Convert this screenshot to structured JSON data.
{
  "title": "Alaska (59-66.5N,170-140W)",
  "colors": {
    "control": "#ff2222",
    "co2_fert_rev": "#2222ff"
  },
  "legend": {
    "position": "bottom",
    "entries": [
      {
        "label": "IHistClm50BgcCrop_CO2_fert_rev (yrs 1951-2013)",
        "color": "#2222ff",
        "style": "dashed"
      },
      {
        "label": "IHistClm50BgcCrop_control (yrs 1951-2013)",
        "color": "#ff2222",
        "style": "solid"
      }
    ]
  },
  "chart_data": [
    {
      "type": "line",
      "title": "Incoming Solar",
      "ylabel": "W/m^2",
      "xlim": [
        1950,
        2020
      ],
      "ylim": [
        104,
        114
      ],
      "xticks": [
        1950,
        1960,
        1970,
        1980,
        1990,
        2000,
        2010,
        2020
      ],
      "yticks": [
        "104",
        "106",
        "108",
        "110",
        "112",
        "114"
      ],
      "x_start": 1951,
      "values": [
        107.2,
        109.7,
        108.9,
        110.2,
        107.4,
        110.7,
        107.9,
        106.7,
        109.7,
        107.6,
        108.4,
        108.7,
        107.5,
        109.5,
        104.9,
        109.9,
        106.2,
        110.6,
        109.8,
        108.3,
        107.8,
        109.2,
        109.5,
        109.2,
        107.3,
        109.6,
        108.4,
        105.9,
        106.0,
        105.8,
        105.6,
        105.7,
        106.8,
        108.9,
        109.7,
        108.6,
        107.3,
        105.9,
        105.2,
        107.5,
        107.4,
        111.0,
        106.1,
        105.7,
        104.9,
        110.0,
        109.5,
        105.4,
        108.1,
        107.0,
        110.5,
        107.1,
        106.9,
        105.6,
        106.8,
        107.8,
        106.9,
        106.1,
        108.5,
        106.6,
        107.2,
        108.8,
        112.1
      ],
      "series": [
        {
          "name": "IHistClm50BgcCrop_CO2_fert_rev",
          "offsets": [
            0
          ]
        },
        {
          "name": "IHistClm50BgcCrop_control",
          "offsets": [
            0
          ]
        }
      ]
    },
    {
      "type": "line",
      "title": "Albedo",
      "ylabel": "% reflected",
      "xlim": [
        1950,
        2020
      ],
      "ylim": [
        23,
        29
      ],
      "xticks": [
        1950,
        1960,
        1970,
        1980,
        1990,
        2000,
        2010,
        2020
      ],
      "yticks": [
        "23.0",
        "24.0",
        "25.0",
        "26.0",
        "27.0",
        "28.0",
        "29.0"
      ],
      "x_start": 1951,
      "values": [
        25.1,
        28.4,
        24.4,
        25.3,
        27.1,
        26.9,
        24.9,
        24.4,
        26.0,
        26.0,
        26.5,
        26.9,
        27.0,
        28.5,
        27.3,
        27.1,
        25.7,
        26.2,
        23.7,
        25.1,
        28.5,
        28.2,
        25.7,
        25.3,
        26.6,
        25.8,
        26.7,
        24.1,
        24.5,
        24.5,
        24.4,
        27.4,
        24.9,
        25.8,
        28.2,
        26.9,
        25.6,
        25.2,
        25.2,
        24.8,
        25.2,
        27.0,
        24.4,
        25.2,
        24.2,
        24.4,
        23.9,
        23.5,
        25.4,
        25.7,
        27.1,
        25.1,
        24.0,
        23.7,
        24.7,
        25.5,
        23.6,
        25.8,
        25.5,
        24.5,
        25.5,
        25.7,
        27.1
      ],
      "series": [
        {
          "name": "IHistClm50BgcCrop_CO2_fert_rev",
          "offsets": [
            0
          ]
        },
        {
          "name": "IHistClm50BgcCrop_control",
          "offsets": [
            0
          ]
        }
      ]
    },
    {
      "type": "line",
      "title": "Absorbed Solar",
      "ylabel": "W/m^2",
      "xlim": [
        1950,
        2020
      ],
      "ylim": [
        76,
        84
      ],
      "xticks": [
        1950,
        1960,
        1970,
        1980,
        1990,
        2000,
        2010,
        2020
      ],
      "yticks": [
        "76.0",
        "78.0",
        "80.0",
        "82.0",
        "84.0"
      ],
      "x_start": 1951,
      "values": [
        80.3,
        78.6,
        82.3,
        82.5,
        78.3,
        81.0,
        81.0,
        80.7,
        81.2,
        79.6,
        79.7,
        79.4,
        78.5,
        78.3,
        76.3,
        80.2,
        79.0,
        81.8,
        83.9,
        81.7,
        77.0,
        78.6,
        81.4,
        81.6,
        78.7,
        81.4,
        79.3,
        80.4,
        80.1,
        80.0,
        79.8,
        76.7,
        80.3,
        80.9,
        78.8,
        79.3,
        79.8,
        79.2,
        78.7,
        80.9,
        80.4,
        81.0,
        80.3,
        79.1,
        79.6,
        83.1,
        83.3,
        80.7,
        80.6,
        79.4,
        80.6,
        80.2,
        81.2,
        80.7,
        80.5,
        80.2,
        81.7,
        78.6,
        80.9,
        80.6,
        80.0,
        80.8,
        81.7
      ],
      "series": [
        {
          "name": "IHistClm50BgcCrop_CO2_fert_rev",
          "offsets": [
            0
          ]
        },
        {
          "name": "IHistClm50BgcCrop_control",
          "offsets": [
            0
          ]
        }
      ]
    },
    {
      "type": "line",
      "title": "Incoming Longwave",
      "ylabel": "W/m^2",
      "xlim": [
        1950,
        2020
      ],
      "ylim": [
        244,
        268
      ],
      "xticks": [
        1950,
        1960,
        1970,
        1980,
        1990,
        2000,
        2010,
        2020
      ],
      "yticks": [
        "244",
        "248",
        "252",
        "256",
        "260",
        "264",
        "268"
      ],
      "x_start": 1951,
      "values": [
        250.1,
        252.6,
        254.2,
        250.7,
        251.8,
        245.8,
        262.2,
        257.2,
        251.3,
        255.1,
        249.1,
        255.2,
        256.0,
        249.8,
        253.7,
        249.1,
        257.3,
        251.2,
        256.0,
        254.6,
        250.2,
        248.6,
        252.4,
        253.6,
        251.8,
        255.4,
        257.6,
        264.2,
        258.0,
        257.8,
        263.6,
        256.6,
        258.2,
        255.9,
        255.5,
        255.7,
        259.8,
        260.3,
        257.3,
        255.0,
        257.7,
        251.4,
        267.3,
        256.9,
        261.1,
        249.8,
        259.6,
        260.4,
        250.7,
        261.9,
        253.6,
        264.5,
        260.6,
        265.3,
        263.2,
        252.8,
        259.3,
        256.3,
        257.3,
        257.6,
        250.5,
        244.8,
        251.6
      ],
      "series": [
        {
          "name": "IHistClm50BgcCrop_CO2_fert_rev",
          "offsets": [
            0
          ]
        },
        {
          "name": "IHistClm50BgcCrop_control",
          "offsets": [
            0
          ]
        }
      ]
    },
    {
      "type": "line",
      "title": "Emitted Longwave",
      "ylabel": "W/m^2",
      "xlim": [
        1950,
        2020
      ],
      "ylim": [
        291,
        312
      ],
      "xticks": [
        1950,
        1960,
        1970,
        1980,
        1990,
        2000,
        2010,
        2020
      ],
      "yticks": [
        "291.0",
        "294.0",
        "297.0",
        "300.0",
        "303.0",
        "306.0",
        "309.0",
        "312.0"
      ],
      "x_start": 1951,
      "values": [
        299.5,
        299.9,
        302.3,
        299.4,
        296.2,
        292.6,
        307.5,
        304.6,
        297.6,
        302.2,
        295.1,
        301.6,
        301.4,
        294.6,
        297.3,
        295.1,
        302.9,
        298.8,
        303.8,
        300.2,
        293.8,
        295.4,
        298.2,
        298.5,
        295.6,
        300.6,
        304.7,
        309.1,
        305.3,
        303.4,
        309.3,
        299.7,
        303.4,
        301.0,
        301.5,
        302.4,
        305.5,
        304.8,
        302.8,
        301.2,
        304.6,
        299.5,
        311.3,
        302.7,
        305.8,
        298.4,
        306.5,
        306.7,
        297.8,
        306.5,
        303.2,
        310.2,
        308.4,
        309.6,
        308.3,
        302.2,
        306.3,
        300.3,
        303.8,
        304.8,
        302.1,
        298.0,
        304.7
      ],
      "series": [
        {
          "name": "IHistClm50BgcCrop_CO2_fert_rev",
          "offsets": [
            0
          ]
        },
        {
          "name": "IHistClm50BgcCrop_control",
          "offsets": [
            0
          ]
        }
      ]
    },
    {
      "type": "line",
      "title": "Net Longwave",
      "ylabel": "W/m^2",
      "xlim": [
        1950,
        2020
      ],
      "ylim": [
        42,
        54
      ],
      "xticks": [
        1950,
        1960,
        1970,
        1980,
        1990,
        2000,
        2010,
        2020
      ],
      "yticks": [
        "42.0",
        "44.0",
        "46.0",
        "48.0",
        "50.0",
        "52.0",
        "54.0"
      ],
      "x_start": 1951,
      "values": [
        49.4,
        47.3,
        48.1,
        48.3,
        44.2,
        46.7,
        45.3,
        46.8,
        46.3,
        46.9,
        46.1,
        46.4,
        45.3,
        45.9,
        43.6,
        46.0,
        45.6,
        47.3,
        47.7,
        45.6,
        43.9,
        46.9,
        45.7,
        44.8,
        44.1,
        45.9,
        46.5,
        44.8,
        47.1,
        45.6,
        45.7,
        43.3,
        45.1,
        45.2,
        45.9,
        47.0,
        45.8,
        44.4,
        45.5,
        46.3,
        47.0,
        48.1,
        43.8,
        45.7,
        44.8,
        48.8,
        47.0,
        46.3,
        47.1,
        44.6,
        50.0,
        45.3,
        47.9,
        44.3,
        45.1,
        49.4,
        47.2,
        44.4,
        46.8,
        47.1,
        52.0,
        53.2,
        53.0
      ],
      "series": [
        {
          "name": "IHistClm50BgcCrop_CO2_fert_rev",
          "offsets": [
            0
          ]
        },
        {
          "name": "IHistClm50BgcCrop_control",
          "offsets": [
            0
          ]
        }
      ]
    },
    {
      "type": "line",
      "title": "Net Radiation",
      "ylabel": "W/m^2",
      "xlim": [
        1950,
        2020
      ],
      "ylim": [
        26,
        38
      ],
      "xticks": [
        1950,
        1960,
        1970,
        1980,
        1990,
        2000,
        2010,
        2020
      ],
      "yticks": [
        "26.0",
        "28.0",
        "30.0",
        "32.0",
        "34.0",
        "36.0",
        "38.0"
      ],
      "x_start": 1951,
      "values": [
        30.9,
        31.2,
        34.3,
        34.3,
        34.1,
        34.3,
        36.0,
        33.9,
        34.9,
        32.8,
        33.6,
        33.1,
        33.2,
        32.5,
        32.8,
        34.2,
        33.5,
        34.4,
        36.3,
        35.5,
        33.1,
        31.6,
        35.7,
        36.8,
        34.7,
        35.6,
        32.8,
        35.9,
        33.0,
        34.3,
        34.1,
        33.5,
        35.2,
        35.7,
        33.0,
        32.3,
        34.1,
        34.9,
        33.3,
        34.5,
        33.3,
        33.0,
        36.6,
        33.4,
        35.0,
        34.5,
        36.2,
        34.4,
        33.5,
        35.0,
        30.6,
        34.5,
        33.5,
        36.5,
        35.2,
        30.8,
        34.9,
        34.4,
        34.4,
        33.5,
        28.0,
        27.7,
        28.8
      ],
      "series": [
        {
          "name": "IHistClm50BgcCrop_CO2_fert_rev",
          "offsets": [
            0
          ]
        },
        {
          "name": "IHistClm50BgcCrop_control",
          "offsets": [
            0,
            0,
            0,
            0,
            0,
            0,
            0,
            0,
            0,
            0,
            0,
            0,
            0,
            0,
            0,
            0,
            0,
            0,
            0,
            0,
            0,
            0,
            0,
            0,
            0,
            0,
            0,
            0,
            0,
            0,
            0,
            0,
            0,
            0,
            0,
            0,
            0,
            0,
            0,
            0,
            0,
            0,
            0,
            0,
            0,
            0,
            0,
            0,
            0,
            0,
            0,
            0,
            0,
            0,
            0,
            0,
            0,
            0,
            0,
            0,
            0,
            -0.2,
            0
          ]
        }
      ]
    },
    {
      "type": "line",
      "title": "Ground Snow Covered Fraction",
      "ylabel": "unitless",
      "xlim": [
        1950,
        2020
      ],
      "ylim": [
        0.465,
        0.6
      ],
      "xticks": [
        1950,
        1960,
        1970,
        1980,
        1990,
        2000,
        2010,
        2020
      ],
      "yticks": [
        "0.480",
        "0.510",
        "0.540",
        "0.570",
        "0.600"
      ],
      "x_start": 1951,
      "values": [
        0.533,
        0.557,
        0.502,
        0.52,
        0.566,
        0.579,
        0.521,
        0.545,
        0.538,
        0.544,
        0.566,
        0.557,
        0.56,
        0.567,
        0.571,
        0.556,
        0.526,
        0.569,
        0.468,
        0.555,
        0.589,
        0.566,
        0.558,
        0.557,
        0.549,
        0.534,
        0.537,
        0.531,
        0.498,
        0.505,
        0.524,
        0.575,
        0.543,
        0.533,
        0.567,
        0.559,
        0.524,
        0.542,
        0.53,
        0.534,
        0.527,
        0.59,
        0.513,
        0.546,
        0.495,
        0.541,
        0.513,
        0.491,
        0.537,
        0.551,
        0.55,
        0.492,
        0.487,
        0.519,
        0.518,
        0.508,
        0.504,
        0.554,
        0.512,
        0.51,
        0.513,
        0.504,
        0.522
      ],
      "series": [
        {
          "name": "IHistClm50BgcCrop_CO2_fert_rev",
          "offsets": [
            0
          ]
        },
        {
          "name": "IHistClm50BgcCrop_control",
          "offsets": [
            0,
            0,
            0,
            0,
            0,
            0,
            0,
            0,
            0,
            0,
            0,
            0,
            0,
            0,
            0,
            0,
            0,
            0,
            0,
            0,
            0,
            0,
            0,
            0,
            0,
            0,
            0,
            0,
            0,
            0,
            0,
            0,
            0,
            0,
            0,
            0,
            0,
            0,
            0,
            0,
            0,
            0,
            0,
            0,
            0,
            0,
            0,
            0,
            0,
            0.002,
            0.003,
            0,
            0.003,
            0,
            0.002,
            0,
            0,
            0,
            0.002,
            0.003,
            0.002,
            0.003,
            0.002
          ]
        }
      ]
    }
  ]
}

-=-=-

- **Written problem**: Scan the records above, count the lines with "title" in them, and give only the number.

- **Reply to the task**: 9